§ DATA FOR THE TASK

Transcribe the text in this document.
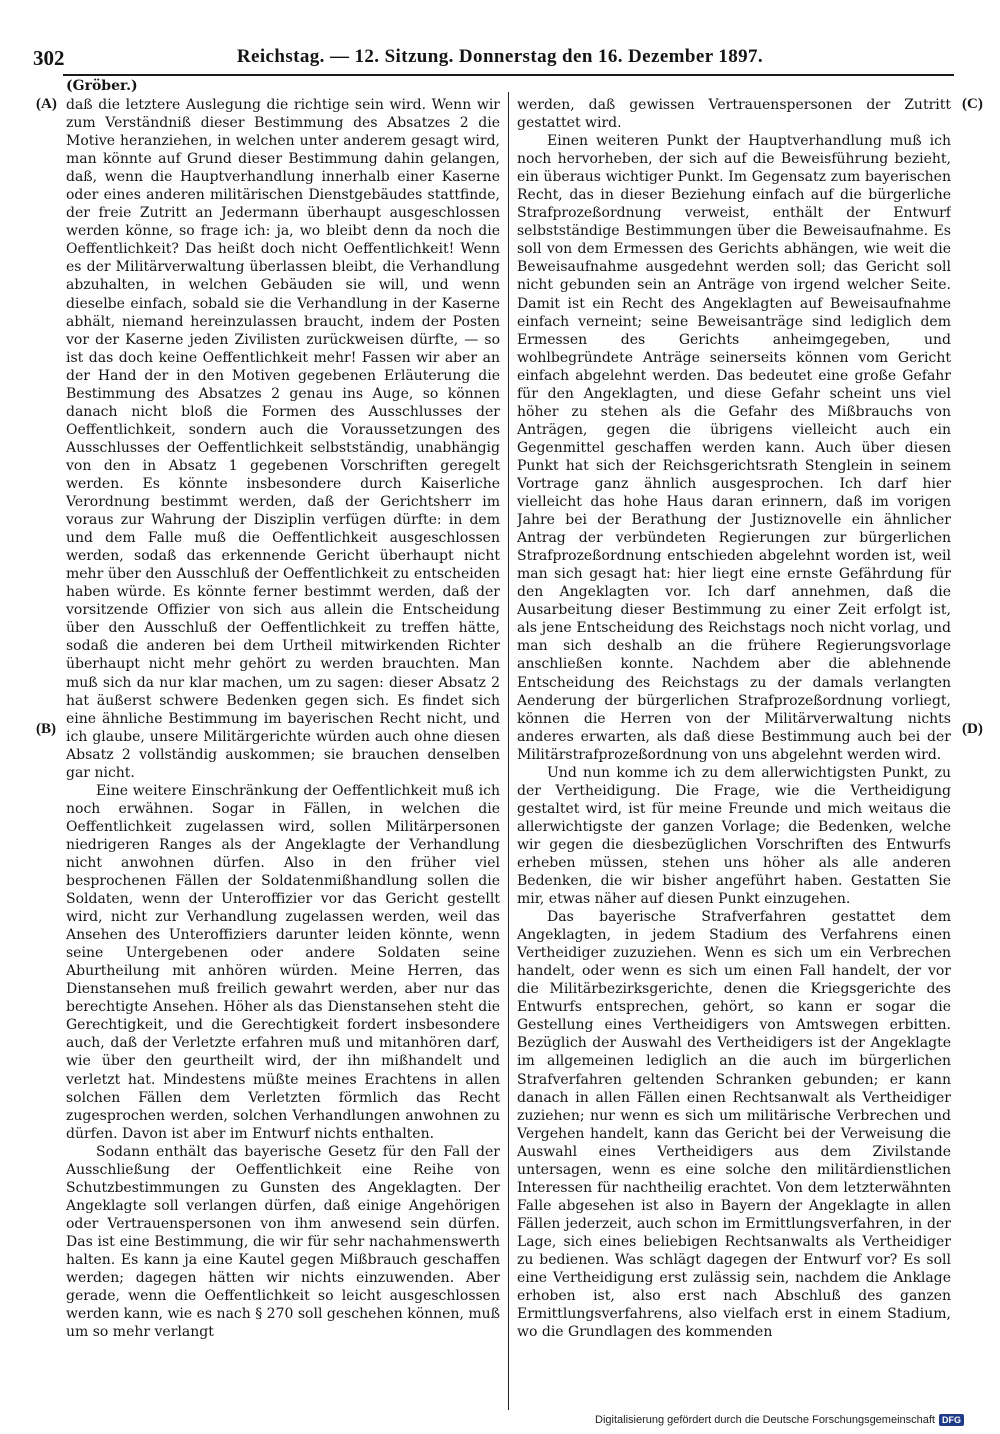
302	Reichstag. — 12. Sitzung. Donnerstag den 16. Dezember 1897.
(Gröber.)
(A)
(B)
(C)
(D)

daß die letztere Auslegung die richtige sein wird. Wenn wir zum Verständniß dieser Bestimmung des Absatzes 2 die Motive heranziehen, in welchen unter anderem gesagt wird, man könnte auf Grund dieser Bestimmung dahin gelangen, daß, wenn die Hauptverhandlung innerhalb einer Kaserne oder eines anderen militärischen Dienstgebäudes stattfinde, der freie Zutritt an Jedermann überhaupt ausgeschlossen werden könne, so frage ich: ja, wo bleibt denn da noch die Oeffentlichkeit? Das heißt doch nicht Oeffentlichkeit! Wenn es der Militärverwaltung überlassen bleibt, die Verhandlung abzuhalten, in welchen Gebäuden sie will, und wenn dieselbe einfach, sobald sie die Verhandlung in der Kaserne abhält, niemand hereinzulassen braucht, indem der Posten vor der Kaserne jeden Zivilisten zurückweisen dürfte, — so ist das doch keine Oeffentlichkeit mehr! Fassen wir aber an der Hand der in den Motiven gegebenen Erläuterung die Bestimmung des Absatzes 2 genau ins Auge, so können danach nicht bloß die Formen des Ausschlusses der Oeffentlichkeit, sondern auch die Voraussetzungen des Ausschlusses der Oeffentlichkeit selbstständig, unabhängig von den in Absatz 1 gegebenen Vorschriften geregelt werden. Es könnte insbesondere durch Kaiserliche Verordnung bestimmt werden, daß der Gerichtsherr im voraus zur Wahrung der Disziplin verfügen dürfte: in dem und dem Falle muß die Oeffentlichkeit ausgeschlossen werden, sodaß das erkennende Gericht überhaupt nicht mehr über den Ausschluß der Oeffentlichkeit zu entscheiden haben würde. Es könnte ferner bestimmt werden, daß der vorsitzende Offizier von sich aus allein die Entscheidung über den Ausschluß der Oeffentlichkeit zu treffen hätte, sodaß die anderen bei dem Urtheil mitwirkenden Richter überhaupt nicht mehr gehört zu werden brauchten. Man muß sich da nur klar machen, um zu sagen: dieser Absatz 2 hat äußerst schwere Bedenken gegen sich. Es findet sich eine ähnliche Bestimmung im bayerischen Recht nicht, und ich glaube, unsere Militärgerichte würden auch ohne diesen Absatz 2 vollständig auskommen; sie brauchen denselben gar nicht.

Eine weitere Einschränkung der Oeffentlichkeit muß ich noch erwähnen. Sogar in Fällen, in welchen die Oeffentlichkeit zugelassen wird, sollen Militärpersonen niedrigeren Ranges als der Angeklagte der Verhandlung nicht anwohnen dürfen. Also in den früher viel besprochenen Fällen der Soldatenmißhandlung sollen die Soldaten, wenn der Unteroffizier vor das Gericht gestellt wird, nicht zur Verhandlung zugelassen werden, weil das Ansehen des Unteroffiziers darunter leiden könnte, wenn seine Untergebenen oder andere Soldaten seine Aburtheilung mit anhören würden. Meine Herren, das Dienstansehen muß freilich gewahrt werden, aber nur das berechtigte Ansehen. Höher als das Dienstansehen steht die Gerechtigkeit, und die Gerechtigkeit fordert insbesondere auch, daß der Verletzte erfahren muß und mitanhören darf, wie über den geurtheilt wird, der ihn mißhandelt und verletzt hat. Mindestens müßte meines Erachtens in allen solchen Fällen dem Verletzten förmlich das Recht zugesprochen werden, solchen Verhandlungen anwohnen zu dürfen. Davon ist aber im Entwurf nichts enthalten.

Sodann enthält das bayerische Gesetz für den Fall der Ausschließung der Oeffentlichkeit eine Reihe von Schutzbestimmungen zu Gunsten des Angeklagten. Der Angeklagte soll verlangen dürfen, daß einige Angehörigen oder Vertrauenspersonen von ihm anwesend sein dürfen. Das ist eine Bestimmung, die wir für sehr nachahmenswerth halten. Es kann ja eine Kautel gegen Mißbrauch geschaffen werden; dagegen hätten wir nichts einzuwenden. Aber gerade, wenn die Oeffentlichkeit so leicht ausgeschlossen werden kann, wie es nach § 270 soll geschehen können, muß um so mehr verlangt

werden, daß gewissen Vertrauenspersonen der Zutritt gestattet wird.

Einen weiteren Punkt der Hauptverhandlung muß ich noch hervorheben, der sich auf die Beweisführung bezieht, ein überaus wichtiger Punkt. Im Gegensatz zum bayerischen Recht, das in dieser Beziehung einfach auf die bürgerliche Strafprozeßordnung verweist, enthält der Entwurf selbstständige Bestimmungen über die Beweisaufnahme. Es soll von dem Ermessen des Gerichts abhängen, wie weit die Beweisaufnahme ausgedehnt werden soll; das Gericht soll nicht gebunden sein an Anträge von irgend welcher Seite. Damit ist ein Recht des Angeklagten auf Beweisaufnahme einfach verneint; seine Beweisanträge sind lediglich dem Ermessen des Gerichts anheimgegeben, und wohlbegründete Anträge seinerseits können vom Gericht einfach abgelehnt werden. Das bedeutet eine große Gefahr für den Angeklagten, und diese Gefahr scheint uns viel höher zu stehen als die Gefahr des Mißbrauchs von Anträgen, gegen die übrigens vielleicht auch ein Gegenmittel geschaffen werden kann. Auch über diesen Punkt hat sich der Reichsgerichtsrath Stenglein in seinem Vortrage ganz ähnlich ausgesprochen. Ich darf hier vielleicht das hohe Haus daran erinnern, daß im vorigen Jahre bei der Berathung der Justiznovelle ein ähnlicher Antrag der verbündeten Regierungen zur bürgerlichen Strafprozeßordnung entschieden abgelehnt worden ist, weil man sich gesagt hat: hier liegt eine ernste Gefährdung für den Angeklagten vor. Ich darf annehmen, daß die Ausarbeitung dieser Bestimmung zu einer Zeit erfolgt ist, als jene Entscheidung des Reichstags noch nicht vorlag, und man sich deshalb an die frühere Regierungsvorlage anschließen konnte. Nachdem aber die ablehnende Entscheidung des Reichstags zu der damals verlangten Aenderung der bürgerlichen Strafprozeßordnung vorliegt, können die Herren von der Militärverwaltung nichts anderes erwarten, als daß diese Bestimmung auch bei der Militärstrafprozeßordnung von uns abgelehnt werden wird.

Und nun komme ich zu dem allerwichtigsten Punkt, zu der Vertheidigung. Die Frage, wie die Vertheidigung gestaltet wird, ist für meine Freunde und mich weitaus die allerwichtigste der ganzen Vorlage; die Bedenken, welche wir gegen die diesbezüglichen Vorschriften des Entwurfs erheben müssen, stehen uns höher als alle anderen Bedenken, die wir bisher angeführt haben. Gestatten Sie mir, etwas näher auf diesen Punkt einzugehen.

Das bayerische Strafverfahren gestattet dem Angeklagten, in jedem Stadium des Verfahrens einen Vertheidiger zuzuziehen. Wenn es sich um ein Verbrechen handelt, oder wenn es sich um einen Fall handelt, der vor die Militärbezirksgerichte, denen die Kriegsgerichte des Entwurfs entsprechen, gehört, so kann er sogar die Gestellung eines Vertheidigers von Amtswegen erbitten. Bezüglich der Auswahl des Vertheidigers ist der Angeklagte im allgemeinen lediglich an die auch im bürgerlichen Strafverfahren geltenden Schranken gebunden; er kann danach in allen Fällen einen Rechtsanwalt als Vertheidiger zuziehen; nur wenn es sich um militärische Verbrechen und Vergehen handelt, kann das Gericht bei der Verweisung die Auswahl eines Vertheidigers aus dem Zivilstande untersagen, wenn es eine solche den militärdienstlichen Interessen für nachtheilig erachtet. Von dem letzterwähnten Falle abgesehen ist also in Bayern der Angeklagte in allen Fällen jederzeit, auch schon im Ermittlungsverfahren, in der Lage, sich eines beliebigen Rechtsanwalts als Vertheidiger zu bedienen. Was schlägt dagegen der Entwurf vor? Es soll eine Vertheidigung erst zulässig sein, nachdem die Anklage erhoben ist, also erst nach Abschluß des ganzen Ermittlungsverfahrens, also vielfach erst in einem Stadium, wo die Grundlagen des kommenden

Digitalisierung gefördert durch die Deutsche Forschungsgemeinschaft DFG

* * *

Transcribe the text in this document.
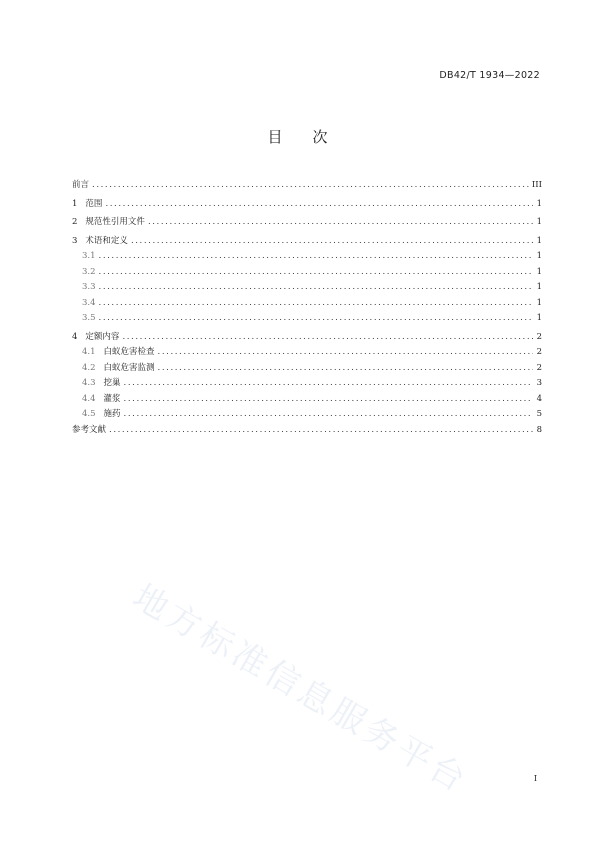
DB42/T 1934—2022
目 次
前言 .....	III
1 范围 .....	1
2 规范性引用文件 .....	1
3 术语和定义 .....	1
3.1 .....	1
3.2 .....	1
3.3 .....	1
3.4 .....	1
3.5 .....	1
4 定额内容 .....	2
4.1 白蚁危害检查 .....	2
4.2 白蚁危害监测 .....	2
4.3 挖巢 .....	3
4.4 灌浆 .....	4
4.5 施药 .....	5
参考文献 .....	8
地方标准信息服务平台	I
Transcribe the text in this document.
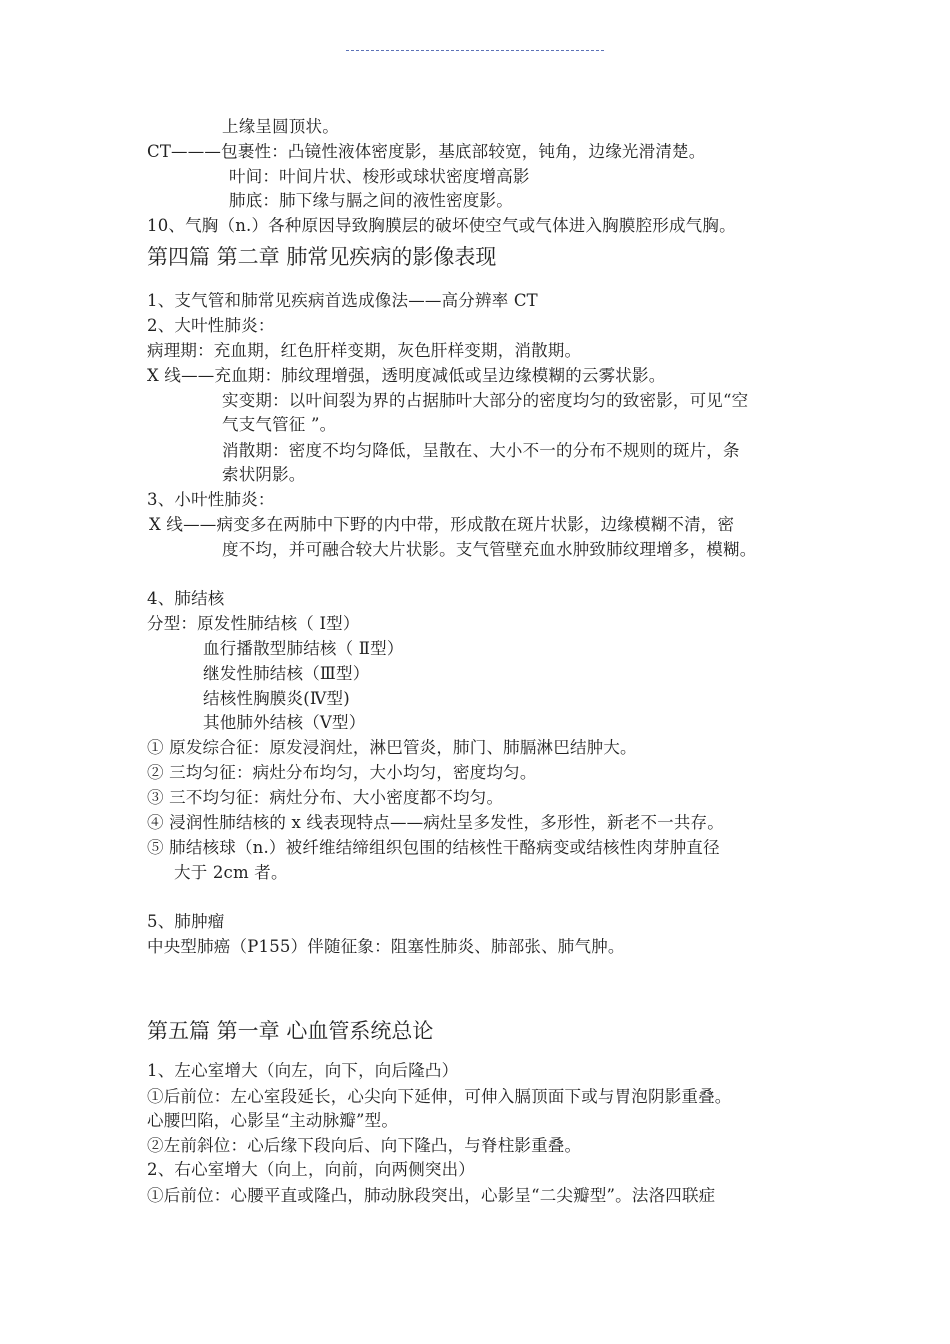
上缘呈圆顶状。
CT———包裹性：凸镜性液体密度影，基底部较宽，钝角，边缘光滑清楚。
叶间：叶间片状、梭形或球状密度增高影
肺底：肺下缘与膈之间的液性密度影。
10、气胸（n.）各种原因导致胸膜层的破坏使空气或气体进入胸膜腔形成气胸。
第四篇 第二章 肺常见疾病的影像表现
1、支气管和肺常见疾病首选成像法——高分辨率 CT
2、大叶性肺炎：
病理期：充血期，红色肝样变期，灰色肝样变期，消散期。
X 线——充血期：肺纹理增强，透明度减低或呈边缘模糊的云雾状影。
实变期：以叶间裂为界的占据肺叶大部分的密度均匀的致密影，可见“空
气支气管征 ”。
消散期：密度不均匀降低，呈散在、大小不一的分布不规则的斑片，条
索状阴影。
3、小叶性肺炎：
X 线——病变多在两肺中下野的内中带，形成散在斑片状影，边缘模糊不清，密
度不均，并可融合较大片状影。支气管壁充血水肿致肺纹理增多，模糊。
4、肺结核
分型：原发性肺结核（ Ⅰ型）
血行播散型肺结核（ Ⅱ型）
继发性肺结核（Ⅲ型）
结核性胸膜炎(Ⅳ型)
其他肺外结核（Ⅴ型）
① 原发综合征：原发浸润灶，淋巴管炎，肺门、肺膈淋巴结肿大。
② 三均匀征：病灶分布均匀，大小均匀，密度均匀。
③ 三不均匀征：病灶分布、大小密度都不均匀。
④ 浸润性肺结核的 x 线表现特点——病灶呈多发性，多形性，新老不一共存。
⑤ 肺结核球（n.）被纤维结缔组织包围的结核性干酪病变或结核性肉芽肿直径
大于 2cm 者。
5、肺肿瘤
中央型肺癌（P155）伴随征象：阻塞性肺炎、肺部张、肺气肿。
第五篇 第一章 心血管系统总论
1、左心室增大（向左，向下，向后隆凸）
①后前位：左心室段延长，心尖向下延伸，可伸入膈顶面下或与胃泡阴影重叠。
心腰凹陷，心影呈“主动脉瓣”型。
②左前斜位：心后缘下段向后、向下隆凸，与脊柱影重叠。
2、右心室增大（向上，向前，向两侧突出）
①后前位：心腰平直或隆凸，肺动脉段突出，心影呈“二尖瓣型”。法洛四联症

§ STATED TASK
Copy each line that contains the word "①后前位".

§ PROBLEM SOLUTION
①后前位：左心室段延长，心尖向下延伸，可伸入膈顶面下或与胃泡阴影重叠。
①后前位：心腰平直或隆凸，肺动脉段突出，心影呈“二尖瓣型”。法洛四联症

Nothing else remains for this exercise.